>>>>>

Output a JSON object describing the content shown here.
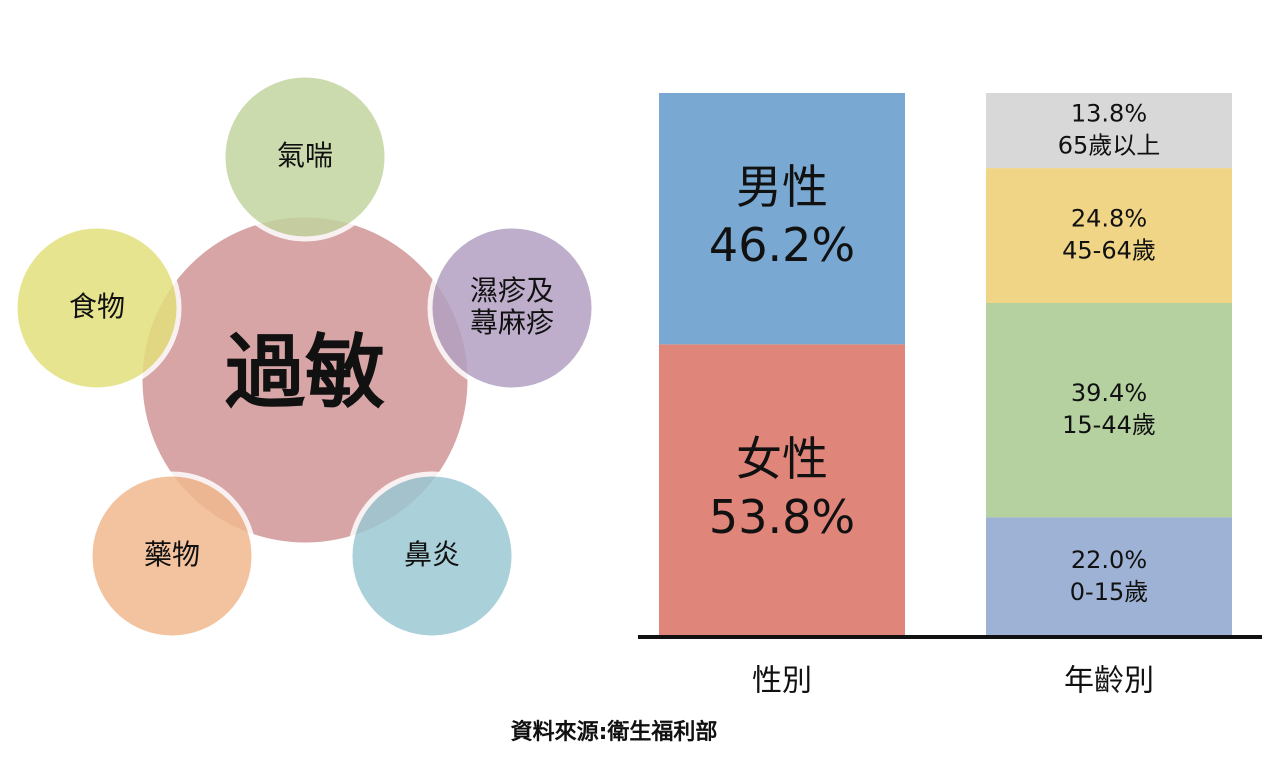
{
  "diagram": {
    "center": "過敏",
    "nodes": [
      {
        "label": [
          "氣喘"
        ],
        "color": "#c3d5a0"
      },
      {
        "label": [
          "濕疹及",
          "蕁麻疹"
        ],
        "color": "#b3a1c2"
      },
      {
        "label": [
          "鼻炎"
        ],
        "color": "#9cc8d3"
      },
      {
        "label": [
          "藥物"
        ],
        "color": "#f1b98f"
      },
      {
        "label": [
          "食物"
        ],
        "color": "#e3e07c"
      }
    ],
    "center_color": "#d39c9c"
  },
  "chart_data": {
    "type": "stacked_bar",
    "categories": [
      "性別",
      "年齡別"
    ],
    "ylim": [
      0,
      100
    ],
    "bars": [
      {
        "names": [
          "女性",
          "男性"
        ],
        "values": [
          53.8,
          46.2
        ],
        "value_labels": [
          "53.8%",
          "46.2%"
        ],
        "colors": [
          "#e0857a",
          "#79a9d3"
        ]
      },
      {
        "names": [
          "0-15歲",
          "15-44歲",
          "45-64歲",
          "65歲以上"
        ],
        "values": [
          22.0,
          39.4,
          24.8,
          13.8
        ],
        "value_labels": [
          "22.0%",
          "39.4%",
          "24.8%",
          "13.8%"
        ],
        "colors": [
          "#9db2d4",
          "#b5d1a0",
          "#efd585",
          "#d9d8d9"
        ]
      }
    ]
  },
  "source": "資料來源:衛生福利部"
}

<<<<<

Problem to solve — Skip every picture and transcribe the data above exactly.

Solved problem —
Output a JSON object describing the content shown here.
{
  "diagram": {
    "center": "過敏",
    "nodes": [
      {
        "label": [
          "氣喘"
        ],
        "color": "#c3d5a0"
      },
      {
        "label": [
          "濕疹及",
          "蕁麻疹"
        ],
        "color": "#b3a1c2"
      },
      {
        "label": [
          "鼻炎"
        ],
        "color": "#9cc8d3"
      },
      {
        "label": [
          "藥物"
        ],
        "color": "#f1b98f"
      },
      {
        "label": [
          "食物"
        ],
        "color": "#e3e07c"
      }
    ],
    "center_color": "#d39c9c"
  },
  "chart_data": {
    "type": "stacked_bar",
    "categories": [
      "性別",
      "年齡別"
    ],
    "ylim": [
      0,
      100
    ],
    "bars": [
      {
        "names": [
          "女性",
          "男性"
        ],
        "values": [
          53.8,
          46.2
        ],
        "value_labels": [
          "53.8%",
          "46.2%"
        ],
        "colors": [
          "#e0857a",
          "#79a9d3"
        ]
      },
      {
        "names": [
          "0-15歲",
          "15-44歲",
          "45-64歲",
          "65歲以上"
        ],
        "values": [
          22.0,
          39.4,
          24.8,
          13.8
        ],
        "value_labels": [
          "22.0%",
          "39.4%",
          "24.8%",
          "13.8%"
        ],
        "colors": [
          "#9db2d4",
          "#b5d1a0",
          "#efd585",
          "#d9d8d9"
        ]
      }
    ]
  },
  "source": "資料來源:衛生福利部"
}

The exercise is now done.